Work required: Each line containing the word "JSON" must be collected.

(Records that describe figures)
---------------

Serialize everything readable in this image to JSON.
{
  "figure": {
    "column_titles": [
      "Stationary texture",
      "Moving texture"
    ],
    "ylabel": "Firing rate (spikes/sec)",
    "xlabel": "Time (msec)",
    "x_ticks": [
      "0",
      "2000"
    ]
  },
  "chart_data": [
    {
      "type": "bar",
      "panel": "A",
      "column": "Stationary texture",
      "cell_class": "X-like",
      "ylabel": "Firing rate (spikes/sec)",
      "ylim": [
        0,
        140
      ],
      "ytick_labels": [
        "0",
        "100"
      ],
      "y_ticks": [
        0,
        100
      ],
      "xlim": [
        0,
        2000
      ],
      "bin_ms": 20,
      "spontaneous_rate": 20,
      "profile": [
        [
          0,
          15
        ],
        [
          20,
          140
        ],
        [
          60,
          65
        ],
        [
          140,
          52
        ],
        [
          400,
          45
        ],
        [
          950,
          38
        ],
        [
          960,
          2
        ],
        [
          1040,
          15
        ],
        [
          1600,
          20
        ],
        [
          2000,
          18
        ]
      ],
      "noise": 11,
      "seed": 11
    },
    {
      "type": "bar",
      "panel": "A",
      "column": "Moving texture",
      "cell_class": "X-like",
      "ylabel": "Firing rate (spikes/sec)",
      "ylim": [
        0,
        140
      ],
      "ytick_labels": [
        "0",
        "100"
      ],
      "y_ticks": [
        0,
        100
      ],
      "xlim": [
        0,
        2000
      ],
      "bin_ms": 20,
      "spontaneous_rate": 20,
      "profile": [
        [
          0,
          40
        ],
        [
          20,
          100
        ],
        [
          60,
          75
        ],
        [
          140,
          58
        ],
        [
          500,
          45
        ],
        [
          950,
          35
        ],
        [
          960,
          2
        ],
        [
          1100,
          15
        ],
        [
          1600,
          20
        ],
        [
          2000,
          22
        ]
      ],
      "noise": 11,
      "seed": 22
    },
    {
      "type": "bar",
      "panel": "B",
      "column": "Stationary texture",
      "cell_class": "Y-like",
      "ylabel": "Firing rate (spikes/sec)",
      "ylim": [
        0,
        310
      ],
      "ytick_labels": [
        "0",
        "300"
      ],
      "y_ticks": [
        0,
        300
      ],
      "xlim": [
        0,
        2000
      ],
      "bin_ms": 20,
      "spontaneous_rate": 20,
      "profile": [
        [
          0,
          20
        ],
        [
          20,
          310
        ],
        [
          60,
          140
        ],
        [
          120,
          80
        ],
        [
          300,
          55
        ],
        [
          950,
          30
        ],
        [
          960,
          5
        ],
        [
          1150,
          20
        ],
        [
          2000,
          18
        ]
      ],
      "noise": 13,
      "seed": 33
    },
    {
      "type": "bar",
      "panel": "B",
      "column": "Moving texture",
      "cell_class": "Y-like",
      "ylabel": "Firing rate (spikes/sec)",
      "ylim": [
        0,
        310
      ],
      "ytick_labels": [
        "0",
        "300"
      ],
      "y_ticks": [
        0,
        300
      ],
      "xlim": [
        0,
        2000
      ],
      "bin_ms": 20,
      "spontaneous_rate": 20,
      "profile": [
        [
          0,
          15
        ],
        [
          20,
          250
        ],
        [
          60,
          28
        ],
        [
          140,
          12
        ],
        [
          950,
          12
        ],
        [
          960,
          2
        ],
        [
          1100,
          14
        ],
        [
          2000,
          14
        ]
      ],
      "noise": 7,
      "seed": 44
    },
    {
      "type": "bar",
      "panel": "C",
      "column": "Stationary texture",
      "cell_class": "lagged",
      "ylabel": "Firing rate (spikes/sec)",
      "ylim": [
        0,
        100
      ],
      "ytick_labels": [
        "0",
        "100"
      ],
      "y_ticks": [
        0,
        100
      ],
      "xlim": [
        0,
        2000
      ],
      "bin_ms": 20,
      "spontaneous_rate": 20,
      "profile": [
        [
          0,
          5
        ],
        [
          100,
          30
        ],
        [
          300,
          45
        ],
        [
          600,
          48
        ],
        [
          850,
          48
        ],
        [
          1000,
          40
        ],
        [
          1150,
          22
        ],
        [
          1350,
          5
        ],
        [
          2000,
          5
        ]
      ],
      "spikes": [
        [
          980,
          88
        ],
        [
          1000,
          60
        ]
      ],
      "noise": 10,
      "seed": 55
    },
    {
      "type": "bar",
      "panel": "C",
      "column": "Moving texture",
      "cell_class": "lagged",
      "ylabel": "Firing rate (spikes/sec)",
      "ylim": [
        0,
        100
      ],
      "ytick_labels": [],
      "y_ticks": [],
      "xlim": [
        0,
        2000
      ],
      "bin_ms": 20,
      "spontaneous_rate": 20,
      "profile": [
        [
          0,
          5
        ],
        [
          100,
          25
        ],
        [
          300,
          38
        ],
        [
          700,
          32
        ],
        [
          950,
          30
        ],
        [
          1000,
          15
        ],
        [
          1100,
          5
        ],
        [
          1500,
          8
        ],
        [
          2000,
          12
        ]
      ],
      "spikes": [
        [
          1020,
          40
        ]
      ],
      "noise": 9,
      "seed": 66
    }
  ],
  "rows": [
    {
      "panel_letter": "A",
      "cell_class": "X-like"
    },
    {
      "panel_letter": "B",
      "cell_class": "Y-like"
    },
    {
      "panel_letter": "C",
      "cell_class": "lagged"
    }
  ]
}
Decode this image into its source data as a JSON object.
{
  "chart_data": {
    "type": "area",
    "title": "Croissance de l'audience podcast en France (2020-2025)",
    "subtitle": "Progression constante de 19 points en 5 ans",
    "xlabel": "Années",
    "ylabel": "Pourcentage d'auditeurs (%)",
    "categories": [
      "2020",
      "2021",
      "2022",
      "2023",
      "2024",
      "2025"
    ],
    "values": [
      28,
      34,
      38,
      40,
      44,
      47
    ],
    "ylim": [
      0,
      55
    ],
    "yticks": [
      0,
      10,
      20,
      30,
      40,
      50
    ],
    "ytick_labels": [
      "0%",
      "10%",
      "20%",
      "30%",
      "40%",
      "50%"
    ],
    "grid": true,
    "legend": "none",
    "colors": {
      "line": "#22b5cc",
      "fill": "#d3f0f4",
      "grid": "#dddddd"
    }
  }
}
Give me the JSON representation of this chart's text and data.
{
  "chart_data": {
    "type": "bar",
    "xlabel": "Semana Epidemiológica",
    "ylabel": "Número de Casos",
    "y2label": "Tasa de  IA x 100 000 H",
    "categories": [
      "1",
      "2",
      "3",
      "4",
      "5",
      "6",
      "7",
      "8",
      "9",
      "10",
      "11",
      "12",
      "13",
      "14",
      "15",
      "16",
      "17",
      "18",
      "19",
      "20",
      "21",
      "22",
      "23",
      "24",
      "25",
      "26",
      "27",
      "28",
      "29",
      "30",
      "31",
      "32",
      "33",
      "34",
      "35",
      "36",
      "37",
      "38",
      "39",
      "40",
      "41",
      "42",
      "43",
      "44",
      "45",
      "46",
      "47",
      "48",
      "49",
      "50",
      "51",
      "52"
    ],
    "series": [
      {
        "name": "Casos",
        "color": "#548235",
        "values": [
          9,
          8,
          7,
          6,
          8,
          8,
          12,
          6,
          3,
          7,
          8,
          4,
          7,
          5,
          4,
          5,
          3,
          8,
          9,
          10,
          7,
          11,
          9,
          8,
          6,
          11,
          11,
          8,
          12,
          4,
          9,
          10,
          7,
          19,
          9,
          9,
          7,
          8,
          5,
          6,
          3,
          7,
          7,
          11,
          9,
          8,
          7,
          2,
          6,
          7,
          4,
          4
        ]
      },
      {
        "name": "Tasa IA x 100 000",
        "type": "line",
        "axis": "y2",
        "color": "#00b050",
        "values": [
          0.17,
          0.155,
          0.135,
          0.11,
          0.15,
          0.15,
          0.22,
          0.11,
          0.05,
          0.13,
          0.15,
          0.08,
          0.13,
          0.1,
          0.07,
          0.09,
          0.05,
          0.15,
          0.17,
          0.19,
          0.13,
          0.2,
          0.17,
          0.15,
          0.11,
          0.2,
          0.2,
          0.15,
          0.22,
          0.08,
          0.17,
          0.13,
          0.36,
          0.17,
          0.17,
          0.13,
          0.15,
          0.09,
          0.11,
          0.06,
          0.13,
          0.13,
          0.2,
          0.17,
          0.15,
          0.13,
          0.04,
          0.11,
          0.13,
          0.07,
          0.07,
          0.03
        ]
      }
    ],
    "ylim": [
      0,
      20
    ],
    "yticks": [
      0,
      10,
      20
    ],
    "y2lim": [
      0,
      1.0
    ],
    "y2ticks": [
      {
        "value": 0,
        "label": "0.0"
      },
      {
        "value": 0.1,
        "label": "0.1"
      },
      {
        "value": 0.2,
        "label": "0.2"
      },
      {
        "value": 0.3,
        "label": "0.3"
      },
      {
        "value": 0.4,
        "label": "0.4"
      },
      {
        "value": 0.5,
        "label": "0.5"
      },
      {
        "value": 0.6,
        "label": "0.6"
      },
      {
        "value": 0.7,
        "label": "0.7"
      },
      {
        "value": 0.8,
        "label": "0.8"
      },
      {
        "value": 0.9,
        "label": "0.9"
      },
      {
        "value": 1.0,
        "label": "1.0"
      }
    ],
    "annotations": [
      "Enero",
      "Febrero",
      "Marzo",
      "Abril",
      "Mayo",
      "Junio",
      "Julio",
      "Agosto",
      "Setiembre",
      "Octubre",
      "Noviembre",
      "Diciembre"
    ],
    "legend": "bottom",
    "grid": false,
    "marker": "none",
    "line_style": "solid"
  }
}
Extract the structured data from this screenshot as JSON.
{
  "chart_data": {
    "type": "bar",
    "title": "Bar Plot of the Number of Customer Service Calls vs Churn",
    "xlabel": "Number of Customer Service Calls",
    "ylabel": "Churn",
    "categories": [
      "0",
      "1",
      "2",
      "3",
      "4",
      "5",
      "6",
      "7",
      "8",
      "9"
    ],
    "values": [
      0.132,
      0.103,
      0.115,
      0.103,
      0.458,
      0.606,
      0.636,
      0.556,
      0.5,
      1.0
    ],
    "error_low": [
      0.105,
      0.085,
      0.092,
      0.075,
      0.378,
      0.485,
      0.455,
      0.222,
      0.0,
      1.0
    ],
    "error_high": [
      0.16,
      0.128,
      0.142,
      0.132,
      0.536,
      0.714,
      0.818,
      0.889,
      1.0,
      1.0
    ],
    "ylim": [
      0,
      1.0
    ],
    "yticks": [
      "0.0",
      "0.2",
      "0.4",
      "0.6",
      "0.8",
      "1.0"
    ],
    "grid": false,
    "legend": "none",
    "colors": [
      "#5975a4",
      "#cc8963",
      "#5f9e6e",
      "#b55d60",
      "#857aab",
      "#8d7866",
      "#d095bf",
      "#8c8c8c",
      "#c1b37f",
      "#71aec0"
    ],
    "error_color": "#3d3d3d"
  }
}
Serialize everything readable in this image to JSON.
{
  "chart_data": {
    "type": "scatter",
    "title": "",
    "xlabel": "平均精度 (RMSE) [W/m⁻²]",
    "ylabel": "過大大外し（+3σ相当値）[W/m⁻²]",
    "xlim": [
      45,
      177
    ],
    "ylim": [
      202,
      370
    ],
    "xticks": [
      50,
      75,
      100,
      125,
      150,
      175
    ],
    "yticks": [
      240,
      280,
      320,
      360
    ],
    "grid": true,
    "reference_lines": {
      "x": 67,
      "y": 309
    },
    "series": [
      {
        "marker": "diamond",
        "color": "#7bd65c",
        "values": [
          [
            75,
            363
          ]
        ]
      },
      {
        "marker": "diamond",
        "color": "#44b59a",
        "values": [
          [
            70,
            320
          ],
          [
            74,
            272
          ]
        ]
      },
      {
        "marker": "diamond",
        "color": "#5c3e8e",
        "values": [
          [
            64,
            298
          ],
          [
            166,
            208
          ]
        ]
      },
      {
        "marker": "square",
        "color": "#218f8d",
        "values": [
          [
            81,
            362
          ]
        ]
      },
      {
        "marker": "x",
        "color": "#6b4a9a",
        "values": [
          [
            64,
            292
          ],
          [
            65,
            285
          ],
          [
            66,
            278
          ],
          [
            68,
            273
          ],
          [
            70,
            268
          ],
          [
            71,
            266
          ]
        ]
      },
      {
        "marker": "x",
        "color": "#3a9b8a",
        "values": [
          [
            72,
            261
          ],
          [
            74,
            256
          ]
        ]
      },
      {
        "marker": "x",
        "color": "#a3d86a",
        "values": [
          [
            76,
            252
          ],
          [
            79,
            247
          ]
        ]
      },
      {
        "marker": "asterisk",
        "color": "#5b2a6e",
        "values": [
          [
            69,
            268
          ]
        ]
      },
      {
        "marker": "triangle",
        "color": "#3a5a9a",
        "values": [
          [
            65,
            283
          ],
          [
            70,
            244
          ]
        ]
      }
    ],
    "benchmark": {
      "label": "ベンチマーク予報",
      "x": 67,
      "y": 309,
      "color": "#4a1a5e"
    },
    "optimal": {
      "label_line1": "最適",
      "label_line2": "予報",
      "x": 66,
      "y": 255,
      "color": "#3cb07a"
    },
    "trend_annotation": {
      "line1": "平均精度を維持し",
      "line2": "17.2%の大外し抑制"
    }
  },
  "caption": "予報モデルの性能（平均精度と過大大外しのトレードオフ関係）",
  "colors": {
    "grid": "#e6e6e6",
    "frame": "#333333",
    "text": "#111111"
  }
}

---------------

Expected answer:
Serialize everything readable in this image to JSON.
Decode this image into its source data as a JSON object.
Give me the JSON representation of this chart's text and data.
Extract the structured data from this screenshot as JSON.
Serialize everything readable in this image to JSON.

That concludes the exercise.